* **JOB**: Under this task are some entries; return every one of them exactly.

(Saved entries)
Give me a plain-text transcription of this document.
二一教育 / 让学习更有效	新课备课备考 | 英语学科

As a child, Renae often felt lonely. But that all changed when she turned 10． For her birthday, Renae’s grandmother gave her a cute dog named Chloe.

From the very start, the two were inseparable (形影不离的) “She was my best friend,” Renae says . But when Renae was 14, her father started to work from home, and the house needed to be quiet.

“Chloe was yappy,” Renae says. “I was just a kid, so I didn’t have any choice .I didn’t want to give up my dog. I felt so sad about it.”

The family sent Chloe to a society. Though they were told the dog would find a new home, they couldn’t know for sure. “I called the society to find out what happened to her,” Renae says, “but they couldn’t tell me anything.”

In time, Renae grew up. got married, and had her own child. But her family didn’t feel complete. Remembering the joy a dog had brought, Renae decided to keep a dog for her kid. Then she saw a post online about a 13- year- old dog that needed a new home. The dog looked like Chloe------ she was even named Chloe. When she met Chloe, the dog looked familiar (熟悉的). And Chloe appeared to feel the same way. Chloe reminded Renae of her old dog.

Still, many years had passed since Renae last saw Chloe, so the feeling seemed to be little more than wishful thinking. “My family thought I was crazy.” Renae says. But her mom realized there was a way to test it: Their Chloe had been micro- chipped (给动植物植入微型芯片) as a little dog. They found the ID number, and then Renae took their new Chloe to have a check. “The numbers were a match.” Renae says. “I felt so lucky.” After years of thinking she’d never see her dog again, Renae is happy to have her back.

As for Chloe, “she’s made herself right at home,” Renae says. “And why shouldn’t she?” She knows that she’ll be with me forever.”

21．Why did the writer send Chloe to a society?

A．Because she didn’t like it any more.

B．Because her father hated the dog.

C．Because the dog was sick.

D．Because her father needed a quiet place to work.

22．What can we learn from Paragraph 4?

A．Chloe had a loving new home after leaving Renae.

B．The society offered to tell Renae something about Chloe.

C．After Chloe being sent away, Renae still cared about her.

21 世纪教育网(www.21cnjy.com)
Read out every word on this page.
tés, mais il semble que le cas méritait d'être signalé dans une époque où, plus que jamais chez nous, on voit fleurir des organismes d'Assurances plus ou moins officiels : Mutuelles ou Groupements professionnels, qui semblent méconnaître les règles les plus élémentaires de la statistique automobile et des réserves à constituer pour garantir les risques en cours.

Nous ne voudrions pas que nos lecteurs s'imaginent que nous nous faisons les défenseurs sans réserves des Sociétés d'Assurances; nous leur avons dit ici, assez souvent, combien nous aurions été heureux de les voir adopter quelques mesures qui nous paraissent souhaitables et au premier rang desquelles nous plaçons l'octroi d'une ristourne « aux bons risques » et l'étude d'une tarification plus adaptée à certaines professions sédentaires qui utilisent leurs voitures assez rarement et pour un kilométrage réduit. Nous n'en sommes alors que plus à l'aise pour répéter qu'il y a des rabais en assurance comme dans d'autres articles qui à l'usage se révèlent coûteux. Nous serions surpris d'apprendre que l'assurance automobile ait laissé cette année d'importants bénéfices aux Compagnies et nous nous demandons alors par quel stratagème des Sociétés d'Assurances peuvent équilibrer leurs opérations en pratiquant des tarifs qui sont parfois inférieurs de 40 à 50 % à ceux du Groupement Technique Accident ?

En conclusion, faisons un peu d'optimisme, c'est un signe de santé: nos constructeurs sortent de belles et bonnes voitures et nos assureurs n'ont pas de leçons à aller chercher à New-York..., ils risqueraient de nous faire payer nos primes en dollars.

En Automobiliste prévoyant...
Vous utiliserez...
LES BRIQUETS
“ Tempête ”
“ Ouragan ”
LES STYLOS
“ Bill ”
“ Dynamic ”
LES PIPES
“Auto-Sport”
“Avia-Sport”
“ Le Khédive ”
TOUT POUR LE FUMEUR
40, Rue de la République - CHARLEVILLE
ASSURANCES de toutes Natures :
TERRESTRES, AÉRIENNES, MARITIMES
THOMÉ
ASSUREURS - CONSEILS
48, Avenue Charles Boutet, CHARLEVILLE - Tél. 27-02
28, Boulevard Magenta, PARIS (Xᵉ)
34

* **ANSWER FOR THIS EXERCISE**:
Give me a plain-text transcription of this document.
二一教育 / 让学习更有效	新课备课备考 | 英语学科

As a child, Renae often felt lonely. But that all changed when she turned 10． For her birthday, Renae’s grandmother gave her a cute dog named Chloe.

From the very start, the two were inseparable (形影不离的) “She was my best friend,” Renae says . But when Renae was 14, her father started to work from home, and the house needed to be quiet.

“Chloe was yappy,” Renae says. “I was just a kid, so I didn’t have any choice .I didn’t want to give up my dog. I felt so sad about it.”

The family sent Chloe to a society. Though they were told the dog would find a new home, they couldn’t know for sure. “I called the society to find out what happened to her,” Renae says, “but they couldn’t tell me anything.”

In time, Renae grew up. got married, and had her own child. But her family didn’t feel complete. Remembering the joy a dog had brought, Renae decided to keep a dog for her kid. Then she saw a post online about a 13- year- old dog that needed a new home. The dog looked like Chloe------ she was even named Chloe. When she met Chloe, the dog looked familiar (熟悉的). And Chloe appeared to feel the same way. Chloe reminded Renae of her old dog.

Still, many years had passed since Renae last saw Chloe, so the feeling seemed to be little more than wishful thinking. “My family thought I was crazy.” Renae says. But her mom realized there was a way to test it: Their Chloe had been micro- chipped (给动植物植入微型芯片) as a little dog. They found the ID number, and then Renae took their new Chloe to have a check. “The numbers were a match.” Renae says. “I felt so lucky.” After years of thinking she’d never see her dog again, Renae is happy to have her back.

As for Chloe, “she’s made herself right at home,” Renae says. “And why shouldn’t she?” She knows that she’ll be with me forever.”

21．Why did the writer send Chloe to a society?

A．Because she didn’t like it any more.

B．Because her father hated the dog.

C．Because the dog was sick.

D．Because her father needed a quiet place to work.

22．What can we learn from Paragraph 4?

A．Chloe had a loving new home after leaving Renae.

B．The society offered to tell Renae something about Chloe.

C．After Chloe being sent away, Renae still cared about her.

21 世纪教育网(www.21cnjy.com)
Read out every word on this page.
tés, mais il semble que le cas méritait d'être signalé dans une époque où, plus que jamais chez nous, on voit fleurir des organismes d'Assurances plus ou moins officiels : Mutuelles ou Groupements professionnels, qui semblent méconnaître les règles les plus élémentaires de la statistique automobile et des réserves à constituer pour garantir les risques en cours.

Nous ne voudrions pas que nos lecteurs s'imaginent que nous nous faisons les défenseurs sans réserves des Sociétés d'Assurances; nous leur avons dit ici, assez souvent, combien nous aurions été heureux de les voir adopter quelques mesures qui nous paraissent souhaitables et au premier rang desquelles nous plaçons l'octroi d'une ristourne « aux bons risques » et l'étude d'une tarification plus adaptée à certaines professions sédentaires qui utilisent leurs voitures assez rarement et pour un kilométrage réduit. Nous n'en sommes alors que plus à l'aise pour répéter qu'il y a des rabais en assurance comme dans d'autres articles qui à l'usage se révèlent coûteux. Nous serions surpris d'apprendre que l'assurance automobile ait laissé cette année d'importants bénéfices aux Compagnies et nous nous demandons alors par quel stratagème des Sociétés d'Assurances peuvent équilibrer leurs opérations en pratiquant des tarifs qui sont parfois inférieurs de 40 à 50 % à ceux du Groupement Technique Accident ?

En conclusion, faisons un peu d'optimisme, c'est un signe de santé: nos constructeurs sortent de belles et bonnes voitures et nos assureurs n'ont pas de leçons à aller chercher à New-York..., ils risqueraient de nous faire payer nos primes en dollars.

En Automobiliste prévoyant...
Vous utiliserez...
LES BRIQUETS
“ Tempête ”
“ Ouragan ”
LES STYLOS
“ Bill ”
“ Dynamic ”
LES PIPES
“Auto-Sport”
“Avia-Sport”
“ Le Khédive ”
TOUT POUR LE FUMEUR
40, Rue de la République - CHARLEVILLE
ASSURANCES de toutes Natures :
TERRESTRES, AÉRIENNES, MARITIMES
THOMÉ
ASSUREURS - CONSEILS
48, Avenue Charles Boutet, CHARLEVILLE - Tél. 27-02
28, Boulevard Magenta, PARIS (Xᵉ)
34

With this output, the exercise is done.